▸ The task
Using the share-investment solution, explain how the number of shares comes out to 80.
Excerpt to read Start Marker
By investing ₹ 10,000 in the shares of a company, a man gets an income of ₹ 800; the dividend being 10%. If the face-value of each share is ₹ 100, find :

(i) the market value of each share.

(ii) the rate percent which the person earns on his investment.

(i) Given,

Nominal value (N.V.) = ₹ 100

Income (dividend) on one share = 10 % of N.V. = $\dfrac{10}{100} \times 100 = 10$.

Given,

Total income = ₹ 800

⇒ No. of shares × Income on one share = 800

⇒ No. of shares × 10 = 800

⇒ No. of shares = $\dfrac{800}{10} = 80$.

We know that,

⇒ Sum invested = M.V. of each share × No. of shares

⇒ 10000 = M.V. of each share × 80

⇒ M.V. of each share = $\dfrac{10000}{80}$ = ₹ 125

Hence, M.V. of each share = ₹ 125

(ii) Given,

Man earns an income of ₹ 800 on investing ₹ 10000.

Rate percent = $\dfrac{\text{Income}}{\text{Investment}} \times 100$

$= \dfrac{800}{10000} \times 100 \\[1em] = \dfrac{80000}{10000} \\[1em] = 8\%.$

Hence, person earns 8% on his investment.
Excerpt to read End Marker
Data for review Start Marker
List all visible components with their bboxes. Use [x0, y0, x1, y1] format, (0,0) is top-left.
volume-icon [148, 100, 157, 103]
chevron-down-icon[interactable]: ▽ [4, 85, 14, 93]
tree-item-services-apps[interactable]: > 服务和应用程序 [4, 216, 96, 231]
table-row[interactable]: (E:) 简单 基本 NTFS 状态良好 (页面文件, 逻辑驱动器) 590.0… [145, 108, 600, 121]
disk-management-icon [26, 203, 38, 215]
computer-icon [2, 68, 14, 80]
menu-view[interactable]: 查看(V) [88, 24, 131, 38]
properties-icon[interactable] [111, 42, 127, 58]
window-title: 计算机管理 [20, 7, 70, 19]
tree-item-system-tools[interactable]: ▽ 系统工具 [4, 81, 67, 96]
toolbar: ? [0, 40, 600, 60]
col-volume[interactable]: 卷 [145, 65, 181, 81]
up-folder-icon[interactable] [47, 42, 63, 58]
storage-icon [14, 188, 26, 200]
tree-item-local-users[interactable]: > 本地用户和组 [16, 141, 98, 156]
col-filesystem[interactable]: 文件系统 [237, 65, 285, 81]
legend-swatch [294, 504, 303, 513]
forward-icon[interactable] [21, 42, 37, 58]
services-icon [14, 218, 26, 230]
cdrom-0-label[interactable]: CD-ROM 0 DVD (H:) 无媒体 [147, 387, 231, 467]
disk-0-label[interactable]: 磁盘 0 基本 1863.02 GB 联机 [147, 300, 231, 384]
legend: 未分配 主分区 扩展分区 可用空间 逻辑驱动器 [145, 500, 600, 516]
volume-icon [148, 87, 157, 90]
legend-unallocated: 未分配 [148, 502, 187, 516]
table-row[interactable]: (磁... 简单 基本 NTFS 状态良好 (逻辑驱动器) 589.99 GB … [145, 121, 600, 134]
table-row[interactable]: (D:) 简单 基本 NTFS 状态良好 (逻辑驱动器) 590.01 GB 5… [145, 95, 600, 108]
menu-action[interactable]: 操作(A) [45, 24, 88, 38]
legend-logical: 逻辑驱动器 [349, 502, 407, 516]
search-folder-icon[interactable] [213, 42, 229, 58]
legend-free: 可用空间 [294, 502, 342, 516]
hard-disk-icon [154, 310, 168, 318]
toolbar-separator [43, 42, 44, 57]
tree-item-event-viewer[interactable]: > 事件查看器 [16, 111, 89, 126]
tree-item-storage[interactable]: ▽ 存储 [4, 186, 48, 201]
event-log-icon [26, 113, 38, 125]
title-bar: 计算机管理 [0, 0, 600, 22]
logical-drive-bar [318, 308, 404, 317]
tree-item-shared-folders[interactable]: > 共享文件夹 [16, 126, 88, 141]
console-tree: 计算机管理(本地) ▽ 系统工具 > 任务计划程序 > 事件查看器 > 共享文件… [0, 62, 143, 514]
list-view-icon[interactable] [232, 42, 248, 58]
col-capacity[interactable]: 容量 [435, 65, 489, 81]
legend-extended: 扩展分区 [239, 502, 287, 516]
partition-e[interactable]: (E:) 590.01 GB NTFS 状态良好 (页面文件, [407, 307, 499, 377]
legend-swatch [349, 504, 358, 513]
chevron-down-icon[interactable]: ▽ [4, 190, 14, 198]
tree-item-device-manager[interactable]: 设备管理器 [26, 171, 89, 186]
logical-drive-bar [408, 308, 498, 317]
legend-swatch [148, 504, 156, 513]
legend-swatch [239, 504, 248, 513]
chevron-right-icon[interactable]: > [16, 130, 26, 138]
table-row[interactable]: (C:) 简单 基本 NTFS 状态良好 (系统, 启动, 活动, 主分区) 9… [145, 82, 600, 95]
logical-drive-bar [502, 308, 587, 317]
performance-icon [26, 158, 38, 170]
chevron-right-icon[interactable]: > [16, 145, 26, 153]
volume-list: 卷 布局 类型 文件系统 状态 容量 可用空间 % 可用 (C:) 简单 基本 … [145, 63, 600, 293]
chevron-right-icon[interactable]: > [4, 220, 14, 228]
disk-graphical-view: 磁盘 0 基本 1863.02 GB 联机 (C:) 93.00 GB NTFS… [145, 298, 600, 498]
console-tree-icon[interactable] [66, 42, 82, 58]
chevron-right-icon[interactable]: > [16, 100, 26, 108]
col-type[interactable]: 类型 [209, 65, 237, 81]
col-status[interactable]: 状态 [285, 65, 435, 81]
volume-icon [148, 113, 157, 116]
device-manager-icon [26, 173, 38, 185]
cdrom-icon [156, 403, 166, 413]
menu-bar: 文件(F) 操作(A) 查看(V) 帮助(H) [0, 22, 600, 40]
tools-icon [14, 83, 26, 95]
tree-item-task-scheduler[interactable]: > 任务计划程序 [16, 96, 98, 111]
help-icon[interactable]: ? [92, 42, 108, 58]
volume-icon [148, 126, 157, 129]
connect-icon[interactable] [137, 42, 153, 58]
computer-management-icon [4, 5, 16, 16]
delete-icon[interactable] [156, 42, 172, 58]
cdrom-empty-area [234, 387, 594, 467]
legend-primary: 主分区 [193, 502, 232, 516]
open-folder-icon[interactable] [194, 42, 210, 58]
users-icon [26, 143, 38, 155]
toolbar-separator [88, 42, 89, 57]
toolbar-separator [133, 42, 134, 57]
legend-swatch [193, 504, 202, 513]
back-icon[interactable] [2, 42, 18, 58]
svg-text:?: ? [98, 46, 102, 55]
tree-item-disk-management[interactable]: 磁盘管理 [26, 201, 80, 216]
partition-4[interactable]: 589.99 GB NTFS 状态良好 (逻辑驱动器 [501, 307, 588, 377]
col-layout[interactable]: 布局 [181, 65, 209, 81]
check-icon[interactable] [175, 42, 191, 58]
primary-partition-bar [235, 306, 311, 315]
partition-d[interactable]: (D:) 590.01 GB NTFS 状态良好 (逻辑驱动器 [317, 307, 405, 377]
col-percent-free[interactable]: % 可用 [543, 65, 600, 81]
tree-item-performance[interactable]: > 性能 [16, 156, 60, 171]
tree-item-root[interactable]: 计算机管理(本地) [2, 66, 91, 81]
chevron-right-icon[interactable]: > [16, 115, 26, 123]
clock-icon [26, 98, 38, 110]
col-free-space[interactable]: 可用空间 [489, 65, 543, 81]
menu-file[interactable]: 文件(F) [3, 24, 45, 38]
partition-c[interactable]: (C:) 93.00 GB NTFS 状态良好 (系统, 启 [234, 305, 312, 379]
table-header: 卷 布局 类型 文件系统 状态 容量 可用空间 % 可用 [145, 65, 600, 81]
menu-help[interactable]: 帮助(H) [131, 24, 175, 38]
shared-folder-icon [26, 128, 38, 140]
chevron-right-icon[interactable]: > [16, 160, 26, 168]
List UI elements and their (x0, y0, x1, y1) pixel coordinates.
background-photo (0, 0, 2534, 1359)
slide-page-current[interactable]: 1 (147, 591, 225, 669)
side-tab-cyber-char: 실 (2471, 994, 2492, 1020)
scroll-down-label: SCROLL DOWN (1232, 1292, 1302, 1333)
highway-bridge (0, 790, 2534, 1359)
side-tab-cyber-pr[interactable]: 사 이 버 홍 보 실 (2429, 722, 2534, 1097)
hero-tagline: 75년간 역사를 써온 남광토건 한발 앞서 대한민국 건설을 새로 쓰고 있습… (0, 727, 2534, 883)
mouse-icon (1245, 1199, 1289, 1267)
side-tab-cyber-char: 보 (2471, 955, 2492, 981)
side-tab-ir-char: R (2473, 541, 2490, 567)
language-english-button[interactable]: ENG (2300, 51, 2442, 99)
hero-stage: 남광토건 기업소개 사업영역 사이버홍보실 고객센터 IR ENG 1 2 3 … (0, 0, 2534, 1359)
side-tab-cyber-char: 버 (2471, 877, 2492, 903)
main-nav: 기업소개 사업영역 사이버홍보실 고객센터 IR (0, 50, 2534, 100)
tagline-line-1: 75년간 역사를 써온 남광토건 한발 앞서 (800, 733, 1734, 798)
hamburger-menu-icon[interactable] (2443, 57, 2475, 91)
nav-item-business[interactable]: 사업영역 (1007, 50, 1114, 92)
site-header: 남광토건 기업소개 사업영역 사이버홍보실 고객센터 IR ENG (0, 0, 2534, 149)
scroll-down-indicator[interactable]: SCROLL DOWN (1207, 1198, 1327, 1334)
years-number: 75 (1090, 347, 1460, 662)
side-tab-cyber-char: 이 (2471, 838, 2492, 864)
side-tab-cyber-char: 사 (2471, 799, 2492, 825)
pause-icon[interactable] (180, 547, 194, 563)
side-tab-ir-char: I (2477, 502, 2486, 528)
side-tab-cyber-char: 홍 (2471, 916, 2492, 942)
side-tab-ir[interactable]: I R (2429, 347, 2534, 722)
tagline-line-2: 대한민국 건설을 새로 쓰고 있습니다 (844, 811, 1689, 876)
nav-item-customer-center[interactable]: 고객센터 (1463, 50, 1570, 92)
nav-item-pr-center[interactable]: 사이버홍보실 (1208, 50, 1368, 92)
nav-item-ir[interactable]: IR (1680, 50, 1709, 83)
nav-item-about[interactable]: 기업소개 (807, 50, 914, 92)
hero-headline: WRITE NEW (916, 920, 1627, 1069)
Data for review End Marker
▸ Answer space
The dividend on one share is 10% of its nominal value of ₹ 100, which is ₹ 10. Because total income equals the number of shares times the income on one share, the number of shares is 800 ÷ 10 = 80.